__Stored items__:
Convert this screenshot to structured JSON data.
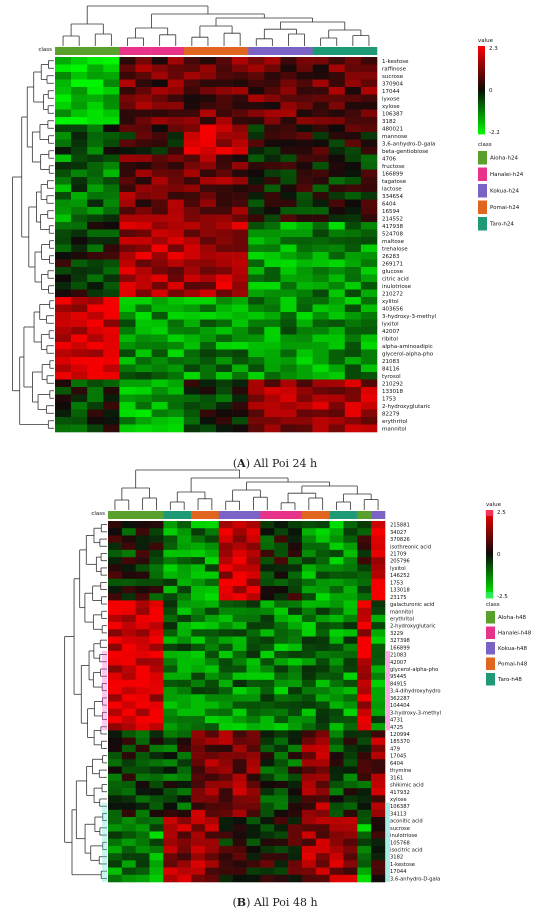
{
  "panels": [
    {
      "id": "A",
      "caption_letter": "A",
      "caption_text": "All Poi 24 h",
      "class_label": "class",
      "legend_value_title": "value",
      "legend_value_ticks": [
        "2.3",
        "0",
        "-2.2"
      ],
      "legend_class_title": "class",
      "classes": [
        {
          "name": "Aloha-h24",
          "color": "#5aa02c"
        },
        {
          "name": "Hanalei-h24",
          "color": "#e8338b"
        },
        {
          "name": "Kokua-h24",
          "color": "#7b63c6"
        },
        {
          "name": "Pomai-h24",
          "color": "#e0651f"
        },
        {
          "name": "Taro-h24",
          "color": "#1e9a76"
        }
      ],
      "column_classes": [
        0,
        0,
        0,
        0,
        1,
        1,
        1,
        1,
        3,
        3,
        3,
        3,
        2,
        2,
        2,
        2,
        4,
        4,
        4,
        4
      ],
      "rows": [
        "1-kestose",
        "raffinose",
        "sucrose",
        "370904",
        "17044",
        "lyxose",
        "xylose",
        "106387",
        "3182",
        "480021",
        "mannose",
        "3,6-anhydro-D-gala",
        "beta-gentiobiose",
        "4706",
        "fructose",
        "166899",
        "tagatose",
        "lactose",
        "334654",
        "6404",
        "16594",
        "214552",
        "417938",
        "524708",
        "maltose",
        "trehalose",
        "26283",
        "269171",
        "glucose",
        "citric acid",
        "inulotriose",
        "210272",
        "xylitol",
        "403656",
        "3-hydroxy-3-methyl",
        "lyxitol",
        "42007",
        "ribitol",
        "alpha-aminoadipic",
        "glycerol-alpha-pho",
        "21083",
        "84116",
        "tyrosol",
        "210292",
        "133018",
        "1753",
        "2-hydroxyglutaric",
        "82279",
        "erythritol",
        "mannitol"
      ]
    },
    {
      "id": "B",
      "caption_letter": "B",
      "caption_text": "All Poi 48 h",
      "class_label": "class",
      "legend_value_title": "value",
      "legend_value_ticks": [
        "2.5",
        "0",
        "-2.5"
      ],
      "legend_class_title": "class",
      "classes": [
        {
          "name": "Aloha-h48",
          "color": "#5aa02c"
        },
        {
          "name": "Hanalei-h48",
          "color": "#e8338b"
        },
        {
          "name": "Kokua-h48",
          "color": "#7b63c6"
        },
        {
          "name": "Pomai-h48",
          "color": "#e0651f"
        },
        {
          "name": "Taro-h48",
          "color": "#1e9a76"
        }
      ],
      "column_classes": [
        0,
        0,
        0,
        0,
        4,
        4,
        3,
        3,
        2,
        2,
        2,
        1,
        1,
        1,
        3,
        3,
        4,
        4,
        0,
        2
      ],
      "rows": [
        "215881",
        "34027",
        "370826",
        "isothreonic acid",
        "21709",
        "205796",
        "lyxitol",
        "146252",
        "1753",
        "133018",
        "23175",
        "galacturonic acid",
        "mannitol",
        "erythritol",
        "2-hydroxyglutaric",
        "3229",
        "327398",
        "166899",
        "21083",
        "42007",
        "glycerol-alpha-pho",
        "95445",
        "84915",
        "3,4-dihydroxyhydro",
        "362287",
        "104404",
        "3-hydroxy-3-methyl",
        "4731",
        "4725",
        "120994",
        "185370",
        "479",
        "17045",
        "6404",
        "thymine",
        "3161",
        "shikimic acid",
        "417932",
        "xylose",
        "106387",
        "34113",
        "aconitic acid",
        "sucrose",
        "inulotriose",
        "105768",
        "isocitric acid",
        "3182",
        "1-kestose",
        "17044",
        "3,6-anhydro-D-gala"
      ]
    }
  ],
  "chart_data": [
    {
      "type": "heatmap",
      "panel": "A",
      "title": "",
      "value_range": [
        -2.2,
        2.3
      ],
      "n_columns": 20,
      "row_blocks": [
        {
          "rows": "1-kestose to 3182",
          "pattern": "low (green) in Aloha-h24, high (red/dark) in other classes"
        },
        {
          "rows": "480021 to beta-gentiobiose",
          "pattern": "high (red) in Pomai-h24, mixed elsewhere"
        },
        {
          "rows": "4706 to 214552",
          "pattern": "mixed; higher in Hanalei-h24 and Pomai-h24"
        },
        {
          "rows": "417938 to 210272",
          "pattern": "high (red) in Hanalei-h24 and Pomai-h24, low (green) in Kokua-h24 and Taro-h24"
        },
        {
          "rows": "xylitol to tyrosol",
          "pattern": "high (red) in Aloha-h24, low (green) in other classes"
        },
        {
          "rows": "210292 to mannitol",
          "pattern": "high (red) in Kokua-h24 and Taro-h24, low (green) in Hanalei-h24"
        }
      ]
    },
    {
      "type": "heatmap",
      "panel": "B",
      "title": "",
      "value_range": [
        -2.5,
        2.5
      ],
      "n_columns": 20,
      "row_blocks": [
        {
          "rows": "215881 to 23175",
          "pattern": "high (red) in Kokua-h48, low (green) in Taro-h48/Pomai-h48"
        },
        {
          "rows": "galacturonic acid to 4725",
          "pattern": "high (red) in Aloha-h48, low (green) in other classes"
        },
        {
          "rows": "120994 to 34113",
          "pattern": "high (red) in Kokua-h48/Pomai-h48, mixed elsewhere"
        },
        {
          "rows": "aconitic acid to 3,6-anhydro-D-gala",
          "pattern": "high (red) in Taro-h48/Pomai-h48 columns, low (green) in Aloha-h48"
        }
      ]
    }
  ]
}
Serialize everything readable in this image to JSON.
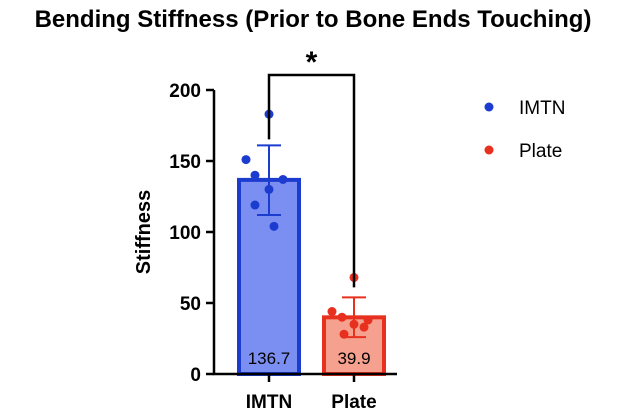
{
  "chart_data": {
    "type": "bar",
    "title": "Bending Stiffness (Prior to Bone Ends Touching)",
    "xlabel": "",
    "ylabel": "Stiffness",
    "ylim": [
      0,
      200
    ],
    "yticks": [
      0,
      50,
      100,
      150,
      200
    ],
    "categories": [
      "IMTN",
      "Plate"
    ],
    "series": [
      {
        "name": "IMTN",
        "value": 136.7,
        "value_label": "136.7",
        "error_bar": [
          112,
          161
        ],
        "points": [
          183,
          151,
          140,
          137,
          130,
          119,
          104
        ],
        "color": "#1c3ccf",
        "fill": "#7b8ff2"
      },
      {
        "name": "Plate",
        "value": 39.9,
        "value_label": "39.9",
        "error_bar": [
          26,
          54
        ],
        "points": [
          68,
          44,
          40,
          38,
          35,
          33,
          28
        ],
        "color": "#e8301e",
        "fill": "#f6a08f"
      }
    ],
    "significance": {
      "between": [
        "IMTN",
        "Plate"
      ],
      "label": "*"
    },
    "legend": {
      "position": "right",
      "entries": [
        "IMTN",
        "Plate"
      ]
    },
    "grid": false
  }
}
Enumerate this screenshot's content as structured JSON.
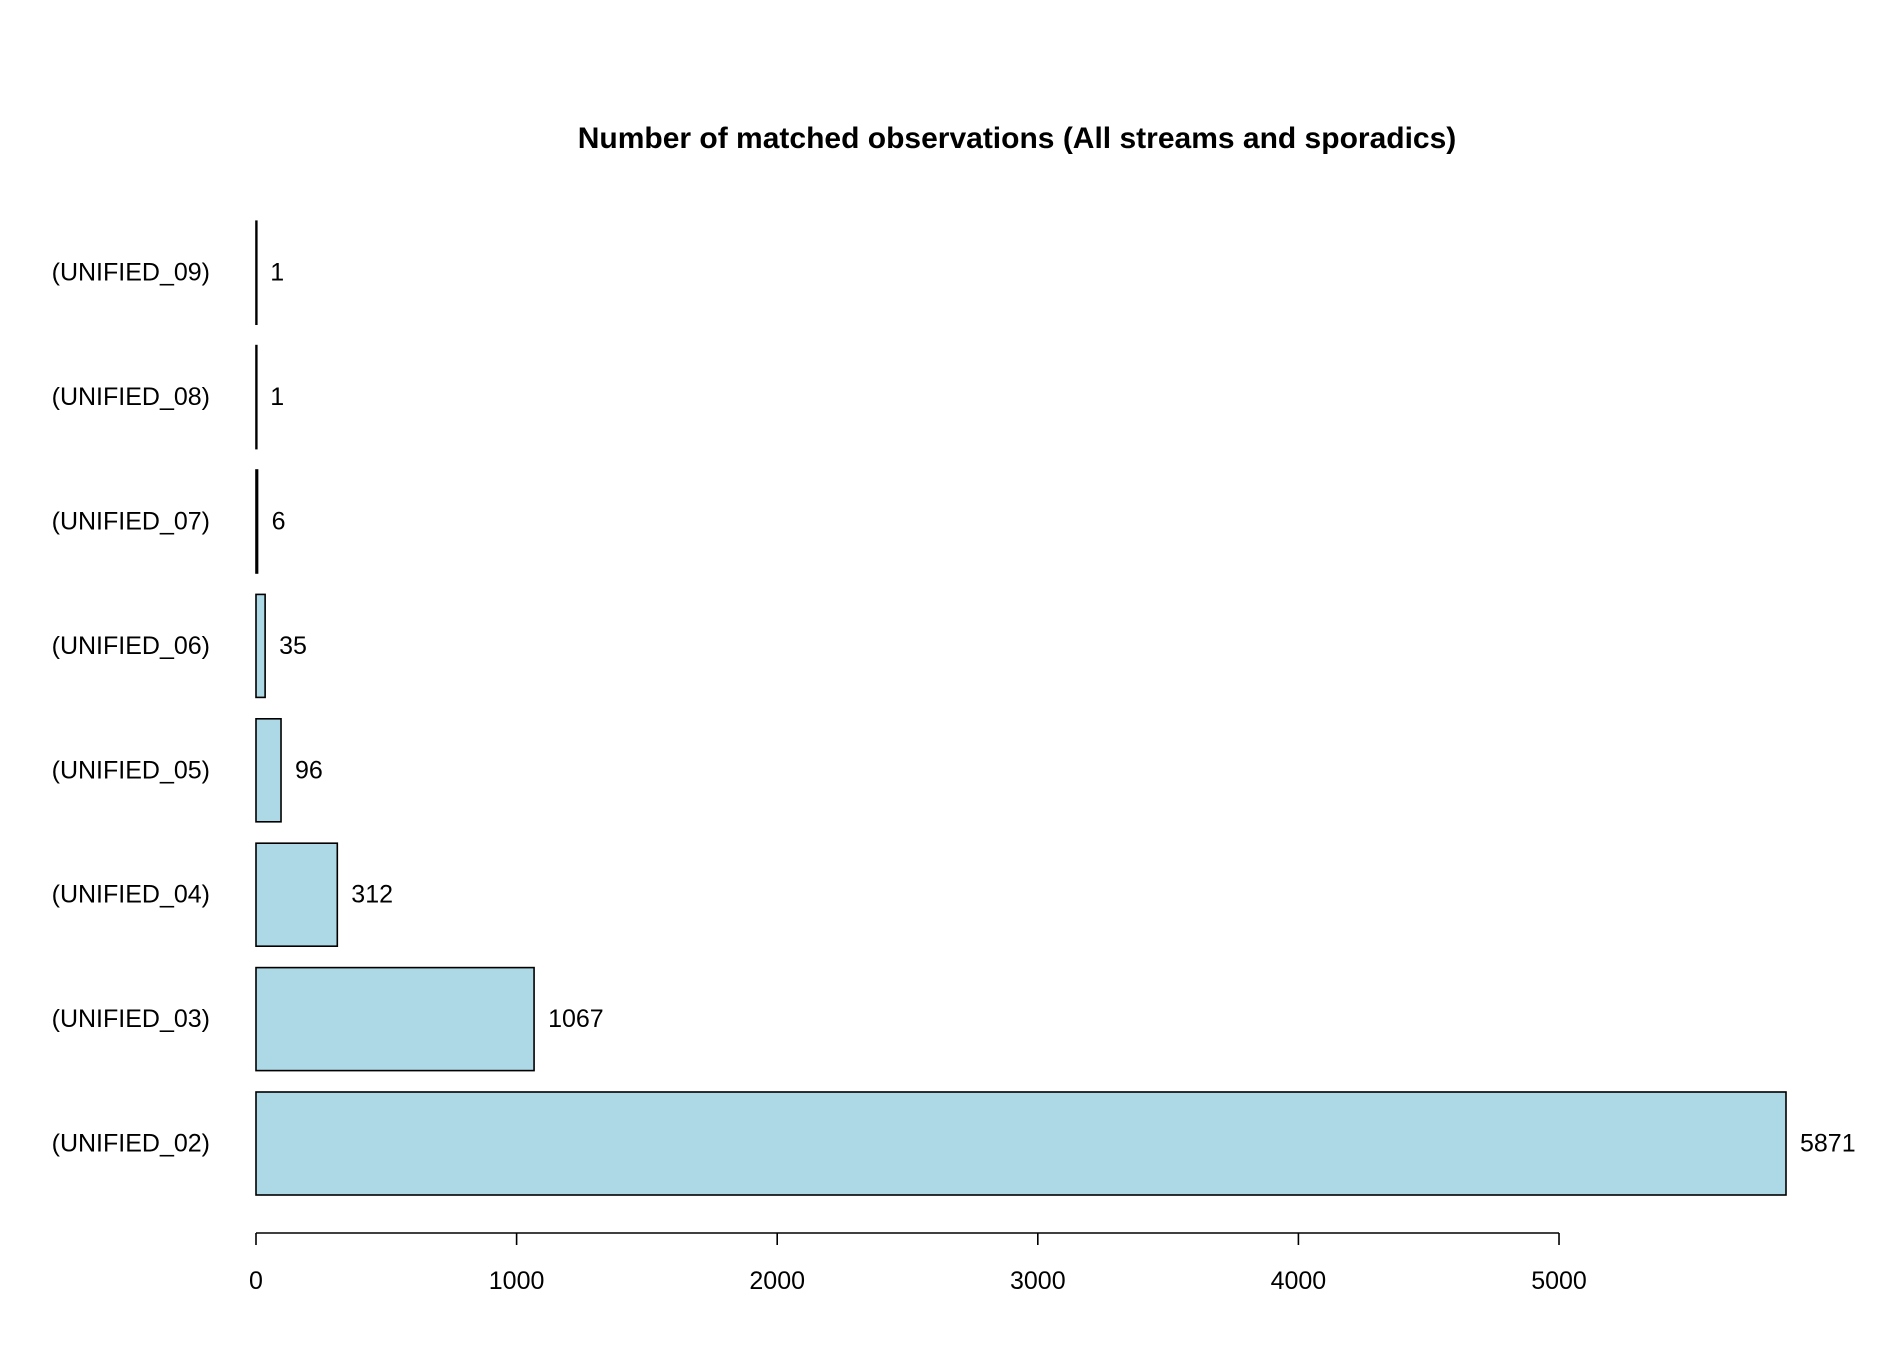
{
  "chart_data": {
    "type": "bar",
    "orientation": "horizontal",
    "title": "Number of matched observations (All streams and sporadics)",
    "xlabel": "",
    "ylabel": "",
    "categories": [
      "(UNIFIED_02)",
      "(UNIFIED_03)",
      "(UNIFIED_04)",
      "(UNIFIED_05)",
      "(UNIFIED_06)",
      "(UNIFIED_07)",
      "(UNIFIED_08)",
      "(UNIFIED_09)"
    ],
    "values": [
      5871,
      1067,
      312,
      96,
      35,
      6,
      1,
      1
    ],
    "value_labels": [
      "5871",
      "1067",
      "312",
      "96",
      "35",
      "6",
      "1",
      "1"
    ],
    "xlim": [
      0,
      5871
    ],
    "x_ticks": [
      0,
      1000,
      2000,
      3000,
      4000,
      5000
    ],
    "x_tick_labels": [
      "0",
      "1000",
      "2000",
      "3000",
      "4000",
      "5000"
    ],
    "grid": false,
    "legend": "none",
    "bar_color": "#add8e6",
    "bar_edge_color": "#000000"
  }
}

__SHORT TASK__:
Of the lines in the records, how many contain the word "mixed"? Answer with the number and nothing else.

__TASK ANSWER__:
3